Go through the listing and set it down exactly, leaving out its pictures.

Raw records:
╭──
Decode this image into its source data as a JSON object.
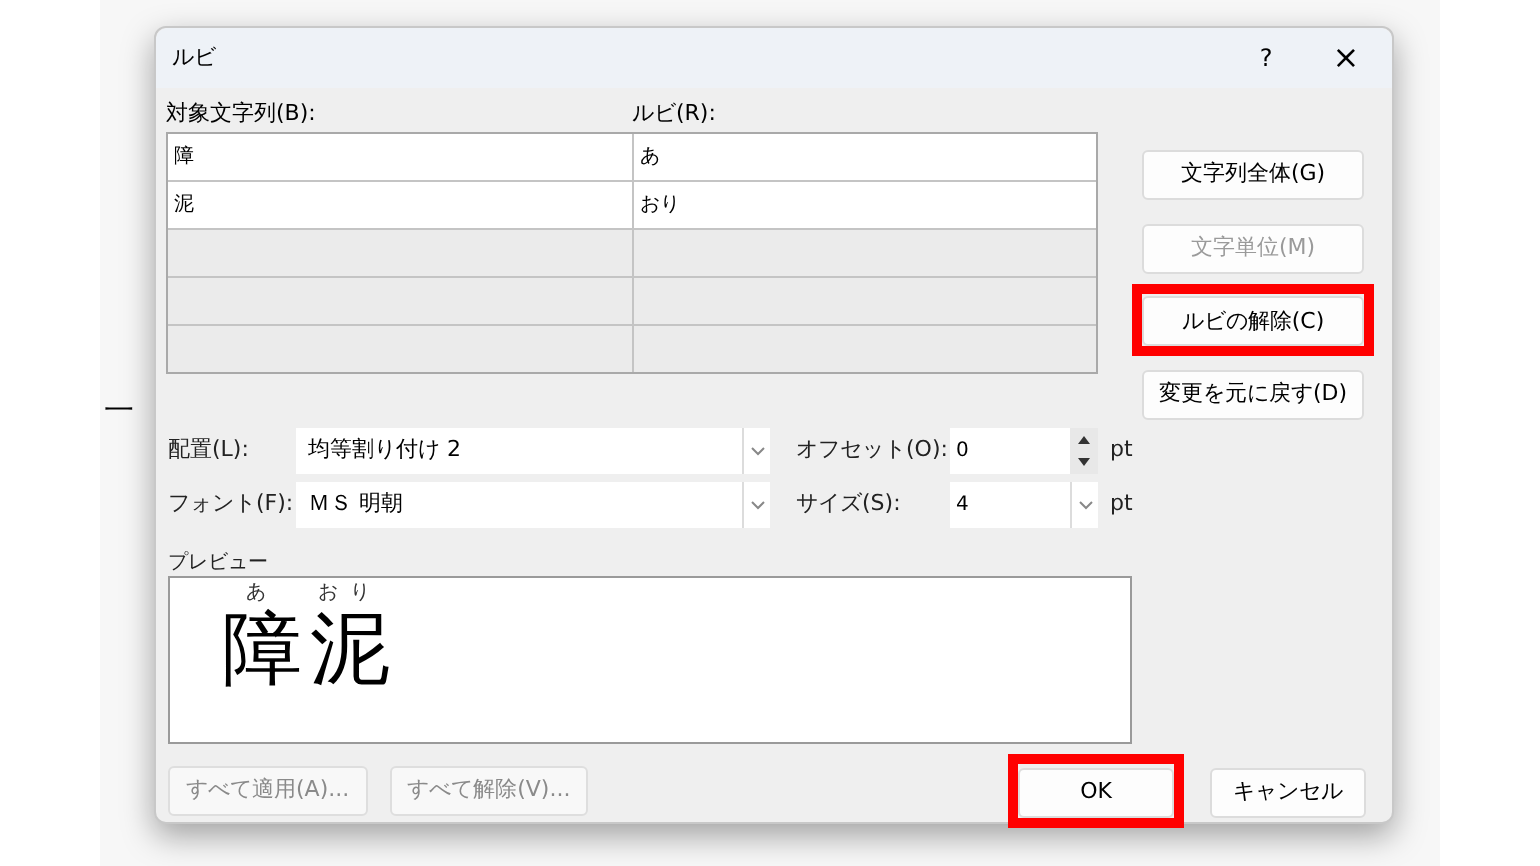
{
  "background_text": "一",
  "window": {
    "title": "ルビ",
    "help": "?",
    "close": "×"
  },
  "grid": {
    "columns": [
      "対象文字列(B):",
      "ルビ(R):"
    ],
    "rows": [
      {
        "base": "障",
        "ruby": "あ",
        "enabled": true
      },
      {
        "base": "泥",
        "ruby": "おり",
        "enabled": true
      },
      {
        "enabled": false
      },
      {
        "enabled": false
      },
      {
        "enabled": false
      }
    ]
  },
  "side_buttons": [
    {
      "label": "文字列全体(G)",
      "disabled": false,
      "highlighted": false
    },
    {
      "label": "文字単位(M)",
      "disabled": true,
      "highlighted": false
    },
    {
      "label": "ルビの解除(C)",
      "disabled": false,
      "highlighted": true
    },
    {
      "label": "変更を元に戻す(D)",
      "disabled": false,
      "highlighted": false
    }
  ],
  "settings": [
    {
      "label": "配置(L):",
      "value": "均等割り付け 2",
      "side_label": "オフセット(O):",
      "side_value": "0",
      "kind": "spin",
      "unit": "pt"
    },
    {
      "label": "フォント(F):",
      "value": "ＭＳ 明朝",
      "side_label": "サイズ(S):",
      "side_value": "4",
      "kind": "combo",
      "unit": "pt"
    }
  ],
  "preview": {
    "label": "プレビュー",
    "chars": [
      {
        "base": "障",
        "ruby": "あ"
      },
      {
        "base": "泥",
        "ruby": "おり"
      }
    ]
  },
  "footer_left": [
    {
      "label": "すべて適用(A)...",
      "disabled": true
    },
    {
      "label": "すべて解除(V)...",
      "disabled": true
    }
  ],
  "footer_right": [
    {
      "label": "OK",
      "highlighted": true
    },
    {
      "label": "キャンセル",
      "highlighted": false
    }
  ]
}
╰──
▶ Output below
Decode this image into its source data as a JSON object.
{
  "background_text": "一",
  "window": {
    "title": "ルビ",
    "help": "?",
    "close": "×"
  },
  "grid": {
    "columns": [
      "対象文字列(B):",
      "ルビ(R):"
    ],
    "rows": [
      {
        "base": "障",
        "ruby": "あ",
        "enabled": true
      },
      {
        "base": "泥",
        "ruby": "おり",
        "enabled": true
      },
      {
        "enabled": false
      },
      {
        "enabled": false
      },
      {
        "enabled": false
      }
    ]
  },
  "side_buttons": [
    {
      "label": "文字列全体(G)",
      "disabled": false,
      "highlighted": false
    },
    {
      "label": "文字単位(M)",
      "disabled": true,
      "highlighted": false
    },
    {
      "label": "ルビの解除(C)",
      "disabled": false,
      "highlighted": true
    },
    {
      "label": "変更を元に戻す(D)",
      "disabled": false,
      "highlighted": false
    }
  ],
  "settings": [
    {
      "label": "配置(L):",
      "value": "均等割り付け 2",
      "side_label": "オフセット(O):",
      "side_value": "0",
      "kind": "spin",
      "unit": "pt"
    },
    {
      "label": "フォント(F):",
      "value": "ＭＳ 明朝",
      "side_label": "サイズ(S):",
      "side_value": "4",
      "kind": "combo",
      "unit": "pt"
    }
  ],
  "preview": {
    "label": "プレビュー",
    "chars": [
      {
        "base": "障",
        "ruby": "あ"
      },
      {
        "base": "泥",
        "ruby": "おり"
      }
    ]
  },
  "footer_left": [
    {
      "label": "すべて適用(A)...",
      "disabled": true
    },
    {
      "label": "すべて解除(V)...",
      "disabled": true
    }
  ],
  "footer_right": [
    {
      "label": "OK",
      "highlighted": true
    },
    {
      "label": "キャンセル",
      "highlighted": false
    }
  ]
}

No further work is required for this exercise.